### Task details
Where a line holds the string "heading", return that line.

Data entries for graphics
· · · ·
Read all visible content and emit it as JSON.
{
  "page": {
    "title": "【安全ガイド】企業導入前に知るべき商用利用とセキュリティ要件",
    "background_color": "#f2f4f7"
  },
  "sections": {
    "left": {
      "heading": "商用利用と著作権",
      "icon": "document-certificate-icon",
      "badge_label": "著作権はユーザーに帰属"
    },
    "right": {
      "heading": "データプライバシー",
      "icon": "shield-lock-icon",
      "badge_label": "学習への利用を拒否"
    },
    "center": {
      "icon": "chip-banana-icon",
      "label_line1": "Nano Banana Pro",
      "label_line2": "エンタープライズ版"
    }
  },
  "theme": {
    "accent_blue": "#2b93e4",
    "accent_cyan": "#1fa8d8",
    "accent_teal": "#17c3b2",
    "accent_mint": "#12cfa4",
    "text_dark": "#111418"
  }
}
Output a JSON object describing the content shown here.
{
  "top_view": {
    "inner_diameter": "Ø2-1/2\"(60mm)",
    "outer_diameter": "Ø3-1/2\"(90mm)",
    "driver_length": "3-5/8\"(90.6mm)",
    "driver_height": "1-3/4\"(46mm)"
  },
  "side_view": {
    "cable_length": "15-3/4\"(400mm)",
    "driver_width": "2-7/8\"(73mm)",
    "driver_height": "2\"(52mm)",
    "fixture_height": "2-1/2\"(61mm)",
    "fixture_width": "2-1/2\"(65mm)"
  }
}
· · · ·
### Full output
      "heading": "商用利用と著作権",
      "heading": "データプライバシー",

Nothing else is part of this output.